• [THE EXERCISE]: Set down word for word the lines running from the line with "Parse this screenshot: output" to the line with "Give me the", ends included. Skip every picture.

══ RECORDS TO PROCESS

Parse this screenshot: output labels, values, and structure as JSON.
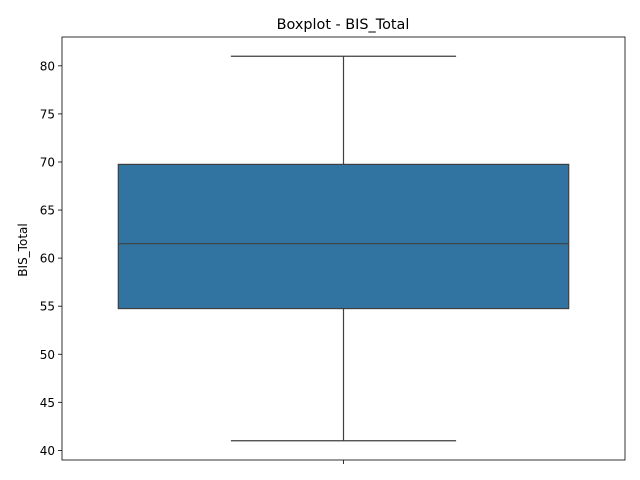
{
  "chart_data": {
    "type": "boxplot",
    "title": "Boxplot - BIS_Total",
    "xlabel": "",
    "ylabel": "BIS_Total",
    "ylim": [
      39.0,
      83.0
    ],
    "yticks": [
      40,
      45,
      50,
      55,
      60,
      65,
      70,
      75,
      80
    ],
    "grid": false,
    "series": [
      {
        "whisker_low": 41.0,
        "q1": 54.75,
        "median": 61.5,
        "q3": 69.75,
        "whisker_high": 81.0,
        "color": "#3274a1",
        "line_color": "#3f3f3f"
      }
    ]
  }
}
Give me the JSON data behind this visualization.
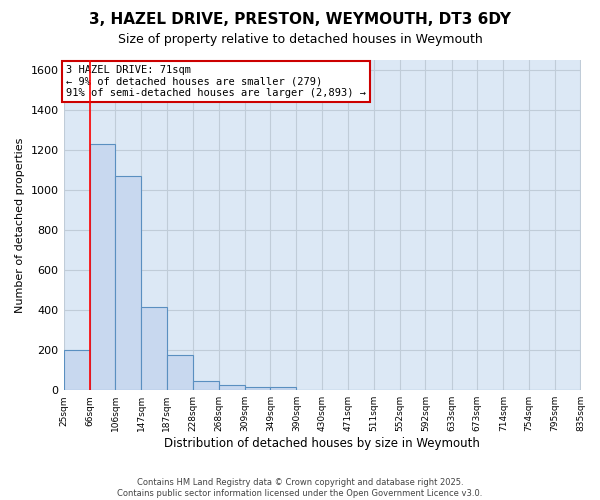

════
══ RECORDS TO PROCESS

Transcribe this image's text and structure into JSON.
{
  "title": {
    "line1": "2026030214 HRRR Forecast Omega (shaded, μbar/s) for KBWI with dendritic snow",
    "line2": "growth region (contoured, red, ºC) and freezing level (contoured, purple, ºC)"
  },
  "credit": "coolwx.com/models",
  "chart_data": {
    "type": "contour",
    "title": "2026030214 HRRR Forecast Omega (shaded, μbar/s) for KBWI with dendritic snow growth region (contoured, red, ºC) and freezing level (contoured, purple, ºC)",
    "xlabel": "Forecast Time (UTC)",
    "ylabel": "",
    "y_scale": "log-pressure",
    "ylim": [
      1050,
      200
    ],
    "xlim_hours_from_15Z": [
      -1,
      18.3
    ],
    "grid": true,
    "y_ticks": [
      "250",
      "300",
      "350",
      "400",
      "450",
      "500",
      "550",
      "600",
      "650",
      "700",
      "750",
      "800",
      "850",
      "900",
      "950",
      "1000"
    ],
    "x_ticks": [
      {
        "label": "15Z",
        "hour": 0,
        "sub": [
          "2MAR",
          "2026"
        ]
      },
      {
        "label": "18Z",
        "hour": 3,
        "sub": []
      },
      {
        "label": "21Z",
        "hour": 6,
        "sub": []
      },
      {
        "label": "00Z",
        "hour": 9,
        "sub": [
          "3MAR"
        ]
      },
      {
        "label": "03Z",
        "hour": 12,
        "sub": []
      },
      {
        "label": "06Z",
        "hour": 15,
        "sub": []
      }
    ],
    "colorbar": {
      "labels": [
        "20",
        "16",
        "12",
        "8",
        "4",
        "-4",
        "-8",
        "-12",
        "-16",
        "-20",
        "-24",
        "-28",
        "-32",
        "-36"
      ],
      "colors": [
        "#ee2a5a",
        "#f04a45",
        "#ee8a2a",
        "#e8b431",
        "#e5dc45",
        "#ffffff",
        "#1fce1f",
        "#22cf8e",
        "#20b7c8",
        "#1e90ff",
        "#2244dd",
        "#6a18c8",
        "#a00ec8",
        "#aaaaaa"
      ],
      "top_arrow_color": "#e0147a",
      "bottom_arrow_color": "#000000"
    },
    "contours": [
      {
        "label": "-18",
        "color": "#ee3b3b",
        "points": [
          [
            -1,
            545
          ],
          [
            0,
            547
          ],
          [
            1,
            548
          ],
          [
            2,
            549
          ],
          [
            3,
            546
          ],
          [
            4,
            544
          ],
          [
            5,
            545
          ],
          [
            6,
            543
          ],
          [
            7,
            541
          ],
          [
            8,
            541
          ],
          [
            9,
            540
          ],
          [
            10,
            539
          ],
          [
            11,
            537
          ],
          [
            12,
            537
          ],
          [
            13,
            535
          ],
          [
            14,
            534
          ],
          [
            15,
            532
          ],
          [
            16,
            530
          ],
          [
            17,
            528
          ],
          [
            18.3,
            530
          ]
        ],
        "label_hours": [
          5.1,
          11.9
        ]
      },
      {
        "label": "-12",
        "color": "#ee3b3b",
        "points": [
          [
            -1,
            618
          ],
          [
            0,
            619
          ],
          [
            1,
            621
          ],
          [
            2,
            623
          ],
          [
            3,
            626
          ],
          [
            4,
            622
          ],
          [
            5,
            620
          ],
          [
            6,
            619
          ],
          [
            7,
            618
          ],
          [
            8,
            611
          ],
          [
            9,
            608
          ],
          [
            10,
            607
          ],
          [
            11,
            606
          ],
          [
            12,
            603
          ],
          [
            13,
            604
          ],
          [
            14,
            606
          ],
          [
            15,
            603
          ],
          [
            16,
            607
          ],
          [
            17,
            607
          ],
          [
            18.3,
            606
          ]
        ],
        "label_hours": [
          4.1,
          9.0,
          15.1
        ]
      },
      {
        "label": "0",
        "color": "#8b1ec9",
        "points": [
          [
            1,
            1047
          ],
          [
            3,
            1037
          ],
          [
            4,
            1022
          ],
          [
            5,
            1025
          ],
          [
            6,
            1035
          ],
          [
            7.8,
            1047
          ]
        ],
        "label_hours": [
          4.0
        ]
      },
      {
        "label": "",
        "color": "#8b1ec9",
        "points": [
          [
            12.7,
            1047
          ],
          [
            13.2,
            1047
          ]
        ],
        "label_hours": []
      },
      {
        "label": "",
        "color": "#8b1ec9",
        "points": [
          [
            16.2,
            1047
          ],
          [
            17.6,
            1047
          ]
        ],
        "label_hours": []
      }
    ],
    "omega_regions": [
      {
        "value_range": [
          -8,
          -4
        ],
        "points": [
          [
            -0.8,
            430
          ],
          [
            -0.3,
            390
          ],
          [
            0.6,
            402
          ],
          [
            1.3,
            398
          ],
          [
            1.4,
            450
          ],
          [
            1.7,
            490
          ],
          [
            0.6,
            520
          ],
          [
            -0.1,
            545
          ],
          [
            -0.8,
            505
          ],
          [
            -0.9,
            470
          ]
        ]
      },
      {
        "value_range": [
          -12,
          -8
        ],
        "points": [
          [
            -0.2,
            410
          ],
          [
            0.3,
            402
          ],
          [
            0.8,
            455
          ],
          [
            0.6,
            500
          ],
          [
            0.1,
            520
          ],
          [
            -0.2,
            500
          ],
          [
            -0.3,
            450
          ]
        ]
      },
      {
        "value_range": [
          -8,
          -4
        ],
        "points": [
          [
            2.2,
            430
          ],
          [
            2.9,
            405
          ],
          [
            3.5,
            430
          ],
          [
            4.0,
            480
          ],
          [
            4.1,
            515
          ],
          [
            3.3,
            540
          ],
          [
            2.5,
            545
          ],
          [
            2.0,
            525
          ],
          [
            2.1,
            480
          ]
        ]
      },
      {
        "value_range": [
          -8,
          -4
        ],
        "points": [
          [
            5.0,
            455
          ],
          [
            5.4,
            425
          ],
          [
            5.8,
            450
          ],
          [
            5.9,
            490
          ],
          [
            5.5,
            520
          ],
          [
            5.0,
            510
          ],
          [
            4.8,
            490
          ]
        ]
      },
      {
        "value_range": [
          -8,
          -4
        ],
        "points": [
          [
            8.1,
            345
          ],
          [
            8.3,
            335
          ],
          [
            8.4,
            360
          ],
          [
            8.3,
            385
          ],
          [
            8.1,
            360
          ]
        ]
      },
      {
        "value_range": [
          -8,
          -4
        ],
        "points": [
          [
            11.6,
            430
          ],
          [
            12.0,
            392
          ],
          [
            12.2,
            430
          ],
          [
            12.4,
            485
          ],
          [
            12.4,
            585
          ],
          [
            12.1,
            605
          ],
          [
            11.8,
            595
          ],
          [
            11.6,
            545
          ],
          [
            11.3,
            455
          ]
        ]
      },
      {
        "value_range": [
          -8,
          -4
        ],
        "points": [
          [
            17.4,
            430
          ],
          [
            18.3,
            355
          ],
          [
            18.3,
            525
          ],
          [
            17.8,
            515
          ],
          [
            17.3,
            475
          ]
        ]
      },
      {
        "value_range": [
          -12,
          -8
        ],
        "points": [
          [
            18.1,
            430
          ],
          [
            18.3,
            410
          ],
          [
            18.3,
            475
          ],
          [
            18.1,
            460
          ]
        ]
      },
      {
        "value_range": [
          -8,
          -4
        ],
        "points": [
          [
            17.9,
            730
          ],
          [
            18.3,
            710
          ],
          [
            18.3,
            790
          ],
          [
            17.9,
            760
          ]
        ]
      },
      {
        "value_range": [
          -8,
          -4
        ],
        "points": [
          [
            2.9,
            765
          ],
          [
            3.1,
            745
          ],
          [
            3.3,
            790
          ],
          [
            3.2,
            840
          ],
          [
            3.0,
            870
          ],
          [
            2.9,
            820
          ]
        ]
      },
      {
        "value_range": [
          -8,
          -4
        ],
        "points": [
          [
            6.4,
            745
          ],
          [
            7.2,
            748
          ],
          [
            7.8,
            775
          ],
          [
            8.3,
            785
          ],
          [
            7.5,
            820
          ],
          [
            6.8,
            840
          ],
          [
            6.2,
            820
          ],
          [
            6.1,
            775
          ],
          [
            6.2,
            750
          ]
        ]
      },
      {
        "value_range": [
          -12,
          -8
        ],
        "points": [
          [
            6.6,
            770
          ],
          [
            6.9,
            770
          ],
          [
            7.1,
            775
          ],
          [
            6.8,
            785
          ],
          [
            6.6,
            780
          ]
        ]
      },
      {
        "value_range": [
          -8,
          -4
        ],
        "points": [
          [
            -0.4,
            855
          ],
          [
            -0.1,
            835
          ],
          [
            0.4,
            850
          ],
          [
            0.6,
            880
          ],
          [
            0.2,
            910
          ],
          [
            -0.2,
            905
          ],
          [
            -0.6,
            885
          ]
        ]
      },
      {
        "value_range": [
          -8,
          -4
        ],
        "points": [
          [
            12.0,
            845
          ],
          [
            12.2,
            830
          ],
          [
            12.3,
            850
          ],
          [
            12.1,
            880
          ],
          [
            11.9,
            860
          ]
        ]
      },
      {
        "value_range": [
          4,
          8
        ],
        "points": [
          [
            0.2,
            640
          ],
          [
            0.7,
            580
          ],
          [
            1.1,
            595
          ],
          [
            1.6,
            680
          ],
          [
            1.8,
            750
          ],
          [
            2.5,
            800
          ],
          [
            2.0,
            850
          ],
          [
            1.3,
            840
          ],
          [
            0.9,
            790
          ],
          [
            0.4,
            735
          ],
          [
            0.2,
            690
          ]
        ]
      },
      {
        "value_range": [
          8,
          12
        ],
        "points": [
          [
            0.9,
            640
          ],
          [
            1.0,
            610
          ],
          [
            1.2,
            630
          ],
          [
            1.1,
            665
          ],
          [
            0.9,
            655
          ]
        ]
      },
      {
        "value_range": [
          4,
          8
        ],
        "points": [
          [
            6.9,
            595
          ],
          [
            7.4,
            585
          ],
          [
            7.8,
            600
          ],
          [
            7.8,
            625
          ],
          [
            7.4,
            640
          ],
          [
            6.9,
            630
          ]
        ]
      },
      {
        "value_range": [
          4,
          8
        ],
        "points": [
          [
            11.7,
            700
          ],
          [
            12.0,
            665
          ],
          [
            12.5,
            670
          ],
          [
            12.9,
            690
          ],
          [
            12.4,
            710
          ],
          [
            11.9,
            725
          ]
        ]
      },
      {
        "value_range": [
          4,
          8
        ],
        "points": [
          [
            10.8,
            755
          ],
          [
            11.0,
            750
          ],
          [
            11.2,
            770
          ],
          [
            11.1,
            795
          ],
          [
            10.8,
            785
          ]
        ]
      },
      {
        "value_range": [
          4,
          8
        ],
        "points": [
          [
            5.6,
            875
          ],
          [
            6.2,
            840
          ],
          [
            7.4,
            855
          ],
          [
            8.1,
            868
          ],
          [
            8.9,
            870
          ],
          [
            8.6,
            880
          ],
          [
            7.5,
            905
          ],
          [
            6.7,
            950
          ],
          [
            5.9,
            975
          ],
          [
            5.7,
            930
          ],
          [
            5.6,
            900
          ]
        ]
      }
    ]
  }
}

════

• [ANSWER BELOW]:
Parse this screenshot: output labels, values, and structure as JSON.
{
  "chart_data": {
    "type": "boxplot",
    "title": "Boxplot - BIS_Total",
    "xlabel": "",
    "ylabel": "BIS_Total",
    "ylim": [
      39.0,
      83.0
    ],
    "yticks": [
      40,
      45,
      50,
      55,
      60,
      65,
      70,
      75,
      80
    ],
    "grid": false,
    "series": [
      {
        "whisker_low": 41.0,
        "q1": 54.75,
        "median": 61.5,
        "q3": 69.75,
        "whisker_high": 81.0,
        "color": "#3274a1",
        "line_color": "#3f3f3f"
      }
    ]
  }
}
Give me the JSON data behind this visualization.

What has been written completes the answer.